***** Stored records *****

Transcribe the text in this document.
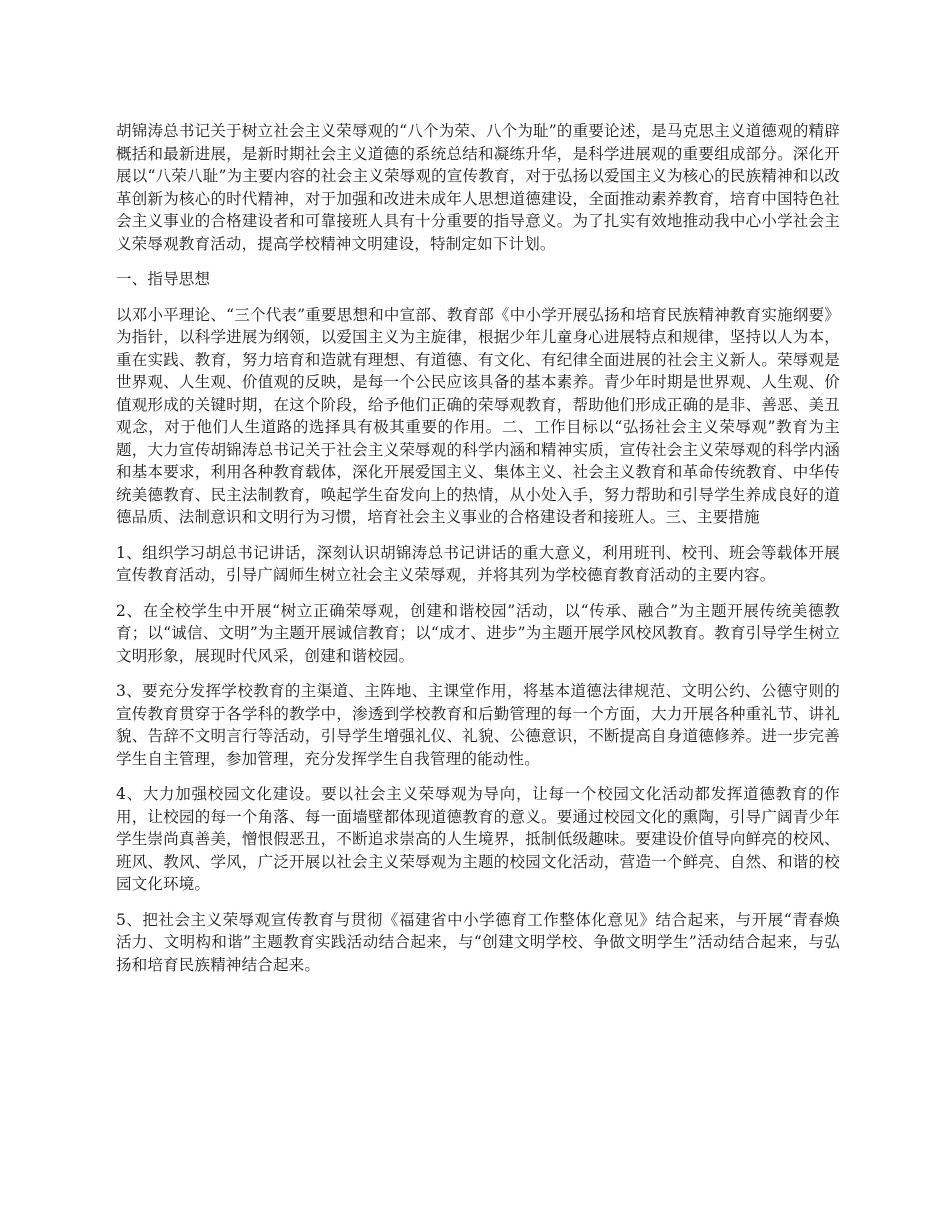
胡锦涛总书记关于树立社会主义荣辱观的“八个为荣、八个为耻”的重要论述，是马克思主义道德观的精辟概括和最新进展，是新时期社会主义道德的系统总结和凝练升华，是科学进展观的重要组成部分。深化开展以“八荣八耻”为主要内容的社会主义荣辱观的宣传教育，对于弘扬以爱国主义为核心的民族精神和以改革创新为核心的时代精神，对于加强和改进未成年人思想道德建设，全面推动素养教育，培育中国特色社会主义事业的合格建设者和可靠接班人具有十分重要的指导意义。为了扎实有效地推动我中心小学社会主义荣辱观教育活动，提高学校精神文明建设，特制定如下计划。

一、指导思想

以邓小平理论、“三个代表”重要思想和中宣部、教育部《中小学开展弘扬和培育民族精神教育实施纲要》为指针，以科学进展为纲领，以爱国主义为主旋律，根据少年儿童身心进展特点和规律，坚持以人为本，重在实践、教育，努力培育和造就有理想、有道德、有文化、有纪律全面进展的社会主义新人。荣辱观是世界观、人生观、价值观的反映，是每一个公民应该具备的基本素养。青少年时期是世界观、人生观、价值观形成的关键时期，在这个阶段，给予他们正确的荣辱观教育，帮助他们形成正确的是非、善恶、美丑观念，对于他们人生道路的选择具有极其重要的作用。二、工作目标以“弘扬社会主义荣辱观”教育为主题，大力宣传胡锦涛总书记关于社会主义荣辱观的科学内涵和精神实质，宣传社会主义荣辱观的科学内涵和基本要求，利用各种教育载体，深化开展爱国主义、集体主义、社会主义教育和革命传统教育、中华传统美德教育、民主法制教育，唤起学生奋发向上的热情，从小处入手，努力帮助和引导学生养成良好的道德品质、法制意识和文明行为习惯，培育社会主义事业的合格建设者和接班人。三、主要措施

1、组织学习胡总书记讲话，深刻认识胡锦涛总书记讲话的重大意义，利用班刊、校刊、班会等载体开展宣传教育活动，引导广阔师生树立社会主义荣辱观，并将其列为学校德育教育活动的主要内容。

2、在全校学生中开展“树立正确荣辱观，创建和谐校园”活动，以“传承、融合”为主题开展传统美德教育；以“诚信、文明”为主题开展诚信教育；以“成才、进步”为主题开展学风校风教育。教育引导学生树立文明形象，展现时代风采，创建和谐校园。

3、要充分发挥学校教育的主渠道、主阵地、主课堂作用，将基本道德法律规范、文明公约、公德守则的宣传教育贯穿于各学科的教学中，渗透到学校教育和后勤管理的每一个方面，大力开展各种重礼节、讲礼貌、告辞不文明言行等活动，引导学生增强礼仪、礼貌、公德意识，不断提高自身道德修养。进一步完善学生自主管理，参加管理，充分发挥学生自我管理的能动性。

4、大力加强校园文化建设。要以社会主义荣辱观为导向，让每一个校园文化活动都发挥道德教育的作用，让校园的每一个角落、每一面墙壁都体现道德教育的意义。要通过校园文化的熏陶，引导广阔青少年学生崇尚真善美，憎恨假恶丑，不断追求崇高的人生境界，抵制低级趣味。要建设价值导向鲜亮的校风、班风、教风、学风，广泛开展以社会主义荣辱观为主题的校园文化活动，营造一个鲜亮、自然、和谐的校园文化环境。

5、把社会主义荣辱观宣传教育与贯彻《福建省中小学德育工作整体化意见》结合起来，与开展“青春焕活力、文明构和谐”主题教育实践活动结合起来，与“创建文明学校、争做文明学生”活动结合起来，与弘扬和培育民族精神结合起来。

*****

What the exercise asks
Repeat every record above exactly, but leave out any pictures.

Answer for this exercise
Transcribe the text in this document.
胡锦涛总书记关于树立社会主义荣辱观的“八个为荣、八个为耻”的重要论述，是马克思主义道德观的精辟概括和最新进展，是新时期社会主义道德的系统总结和凝练升华，是科学进展观的重要组成部分。深化开展以“八荣八耻”为主要内容的社会主义荣辱观的宣传教育，对于弘扬以爱国主义为核心的民族精神和以改革创新为核心的时代精神，对于加强和改进未成年人思想道德建设，全面推动素养教育，培育中国特色社会主义事业的合格建设者和可靠接班人具有十分重要的指导意义。为了扎实有效地推动我中心小学社会主义荣辱观教育活动，提高学校精神文明建设，特制定如下计划。

一、指导思想

以邓小平理论、“三个代表”重要思想和中宣部、教育部《中小学开展弘扬和培育民族精神教育实施纲要》为指针，以科学进展为纲领，以爱国主义为主旋律，根据少年儿童身心进展特点和规律，坚持以人为本，重在实践、教育，努力培育和造就有理想、有道德、有文化、有纪律全面进展的社会主义新人。荣辱观是世界观、人生观、价值观的反映，是每一个公民应该具备的基本素养。青少年时期是世界观、人生观、价值观形成的关键时期，在这个阶段，给予他们正确的荣辱观教育，帮助他们形成正确的是非、善恶、美丑观念，对于他们人生道路的选择具有极其重要的作用。二、工作目标以“弘扬社会主义荣辱观”教育为主题，大力宣传胡锦涛总书记关于社会主义荣辱观的科学内涵和精神实质，宣传社会主义荣辱观的科学内涵和基本要求，利用各种教育载体，深化开展爱国主义、集体主义、社会主义教育和革命传统教育、中华传统美德教育、民主法制教育，唤起学生奋发向上的热情，从小处入手，努力帮助和引导学生养成良好的道德品质、法制意识和文明行为习惯，培育社会主义事业的合格建设者和接班人。三、主要措施

1、组织学习胡总书记讲话，深刻认识胡锦涛总书记讲话的重大意义，利用班刊、校刊、班会等载体开展宣传教育活动，引导广阔师生树立社会主义荣辱观，并将其列为学校德育教育活动的主要内容。

2、在全校学生中开展“树立正确荣辱观，创建和谐校园”活动，以“传承、融合”为主题开展传统美德教育；以“诚信、文明”为主题开展诚信教育；以“成才、进步”为主题开展学风校风教育。教育引导学生树立文明形象，展现时代风采，创建和谐校园。

3、要充分发挥学校教育的主渠道、主阵地、主课堂作用，将基本道德法律规范、文明公约、公德守则的宣传教育贯穿于各学科的教学中，渗透到学校教育和后勤管理的每一个方面，大力开展各种重礼节、讲礼貌、告辞不文明言行等活动，引导学生增强礼仪、礼貌、公德意识，不断提高自身道德修养。进一步完善学生自主管理，参加管理，充分发挥学生自我管理的能动性。

4、大力加强校园文化建设。要以社会主义荣辱观为导向，让每一个校园文化活动都发挥道德教育的作用，让校园的每一个角落、每一面墙壁都体现道德教育的意义。要通过校园文化的熏陶，引导广阔青少年学生崇尚真善美，憎恨假恶丑，不断追求崇高的人生境界，抵制低级趣味。要建设价值导向鲜亮的校风、班风、教风、学风，广泛开展以社会主义荣辱观为主题的校园文化活动，营造一个鲜亮、自然、和谐的校园文化环境。

5、把社会主义荣辱观宣传教育与贯彻《福建省中小学德育工作整体化意见》结合起来，与开展“青春焕活力、文明构和谐”主题教育实践活动结合起来，与“创建文明学校、争做文明学生”活动结合起来，与弘扬和培育民族精神结合起来。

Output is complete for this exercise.